Fragmento del documento:
____________________

Evocar aquel otoño es adentrarse en las calles de Petrogrado y, más concretamente, en el Instituto Smolny, epicentro de la gran explosión, del big-bang del que emergió un universo sociopolítico nuevo, un nuevo paradigma que concitó las esperanzas en un mundo mejor reconciliado consigo mismo, redentor y espartaquista. Fue así en los albores de la Revolución Rusa.

Un día de finales de octubre de 1917, un soldado dio el alto a Trotsky en la entrada del Instituto Smolny, sede del soviet de Petrogrado (actual San Petersburgo) y le pidió su documentación para dejarlo entrar, pero el presidente del soviet de Petrogrado, por estas cosas que tiene hacer una revolución, la había olvidado. El soldado, fiel a la tradición rusa de respeto a los documentos oficiales y a las normas establecidas, no desistió en su empeño y tuvo que venir un superior jerárquico para franquear el paso a uno de los protagonistas centrales de la primera mitad del siglo XX. Esa escena tuvo un testigo, un testigo que narró el flujo y reflujo de la marea insurgente de aquellos días que estremecieron el mundo.

____________________

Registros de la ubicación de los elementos
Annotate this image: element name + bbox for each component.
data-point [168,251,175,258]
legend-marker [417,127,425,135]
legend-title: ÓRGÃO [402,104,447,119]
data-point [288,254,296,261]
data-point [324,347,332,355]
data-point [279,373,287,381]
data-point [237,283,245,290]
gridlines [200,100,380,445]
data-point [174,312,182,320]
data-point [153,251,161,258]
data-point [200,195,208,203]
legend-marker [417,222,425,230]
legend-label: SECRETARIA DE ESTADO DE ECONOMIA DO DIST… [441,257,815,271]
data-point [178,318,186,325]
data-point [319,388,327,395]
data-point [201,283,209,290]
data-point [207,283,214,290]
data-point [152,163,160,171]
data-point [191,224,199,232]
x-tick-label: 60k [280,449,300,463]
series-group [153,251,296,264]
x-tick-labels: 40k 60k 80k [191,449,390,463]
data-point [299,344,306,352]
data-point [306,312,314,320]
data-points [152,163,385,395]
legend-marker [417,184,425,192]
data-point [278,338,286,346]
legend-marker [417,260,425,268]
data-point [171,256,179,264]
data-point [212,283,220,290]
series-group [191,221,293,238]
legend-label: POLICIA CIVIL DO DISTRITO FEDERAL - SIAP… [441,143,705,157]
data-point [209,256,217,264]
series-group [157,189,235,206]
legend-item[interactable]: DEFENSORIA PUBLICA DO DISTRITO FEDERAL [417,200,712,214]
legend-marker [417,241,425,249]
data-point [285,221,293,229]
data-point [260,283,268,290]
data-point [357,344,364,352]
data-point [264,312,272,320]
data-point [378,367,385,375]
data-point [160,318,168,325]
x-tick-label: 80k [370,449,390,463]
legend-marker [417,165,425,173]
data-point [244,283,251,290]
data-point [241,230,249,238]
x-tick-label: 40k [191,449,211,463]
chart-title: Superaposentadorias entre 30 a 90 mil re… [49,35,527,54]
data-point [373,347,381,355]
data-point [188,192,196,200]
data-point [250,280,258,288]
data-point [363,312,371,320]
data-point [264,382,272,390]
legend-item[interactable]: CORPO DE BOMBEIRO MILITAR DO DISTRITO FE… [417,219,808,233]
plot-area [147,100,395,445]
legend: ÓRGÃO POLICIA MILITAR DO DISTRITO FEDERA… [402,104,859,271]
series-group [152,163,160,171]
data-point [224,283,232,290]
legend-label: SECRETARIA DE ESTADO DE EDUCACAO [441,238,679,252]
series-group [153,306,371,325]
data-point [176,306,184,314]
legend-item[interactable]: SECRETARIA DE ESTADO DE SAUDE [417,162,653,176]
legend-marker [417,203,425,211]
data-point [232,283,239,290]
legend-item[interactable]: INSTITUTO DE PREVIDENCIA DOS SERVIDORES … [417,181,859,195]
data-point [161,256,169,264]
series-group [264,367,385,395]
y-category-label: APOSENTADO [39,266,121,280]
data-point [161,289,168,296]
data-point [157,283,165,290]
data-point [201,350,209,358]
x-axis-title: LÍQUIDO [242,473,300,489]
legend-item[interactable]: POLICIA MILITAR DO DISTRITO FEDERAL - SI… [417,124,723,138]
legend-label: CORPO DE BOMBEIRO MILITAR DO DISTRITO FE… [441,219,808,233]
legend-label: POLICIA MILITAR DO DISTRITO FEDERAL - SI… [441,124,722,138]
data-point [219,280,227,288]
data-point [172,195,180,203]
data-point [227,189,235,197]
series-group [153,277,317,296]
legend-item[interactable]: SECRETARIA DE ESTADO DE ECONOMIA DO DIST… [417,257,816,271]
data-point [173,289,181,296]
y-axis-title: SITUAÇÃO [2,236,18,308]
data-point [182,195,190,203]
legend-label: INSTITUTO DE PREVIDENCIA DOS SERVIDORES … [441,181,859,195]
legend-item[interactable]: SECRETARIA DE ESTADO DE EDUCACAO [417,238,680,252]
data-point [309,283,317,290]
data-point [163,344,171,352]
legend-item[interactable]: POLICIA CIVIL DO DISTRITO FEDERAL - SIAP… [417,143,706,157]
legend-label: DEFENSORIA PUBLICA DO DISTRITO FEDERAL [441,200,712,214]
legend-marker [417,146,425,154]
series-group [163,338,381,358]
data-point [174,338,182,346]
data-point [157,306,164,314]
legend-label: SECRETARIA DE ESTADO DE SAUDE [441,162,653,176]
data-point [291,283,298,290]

____________________

Consignas del ejercicio:
1. Reproduce sin ningún cambio el pasaje del texto sobre la Revolución Rusa que empieza con "Un día de finales" y sigue hasta "estremecieron el mundo.".
2. Transcribe tal cual las filas del listado, empezando por la primera y siguiendo hasta la que contiene "data-point [174,312,182,320]", ambas incluidas.

Respuestas del ejercicio:
1.
Un día de finales de octubre de 1917, un soldado dio el alto a Trotsky en la entrada del Instituto Smolny, sede del soviet de Petrogrado (actual San Petersburgo) y le pidió su documentación para dejarlo entrar, pero el presidente del soviet de Petrogrado, por estas cosas que tiene hacer una revolución, la había olvidado. El soldado, fiel a la tradición rusa de respeto a los documentos oficiales y a las normas establecidas, no desistió en su empeño y tuvo que venir un superior jerárquico para franquear el paso a uno de los protagonistas centrales de la primera mitad del siglo XX. Esa escena tuvo un testigo, un testigo que narró el flujo y reflujo de la marea insurgente de aquellos días que estremecieron el mundo.

2.
Annotate this image: element name + bbox for each component.
data-point [168,251,175,258]
legend-marker [417,127,425,135]
legend-title: ÓRGÃO [402,104,447,119]
data-point [288,254,296,261]
data-point [324,347,332,355]
data-point [279,373,287,381]
data-point [237,283,245,290]
gridlines [200,100,380,445]
data-point [174,312,182,320]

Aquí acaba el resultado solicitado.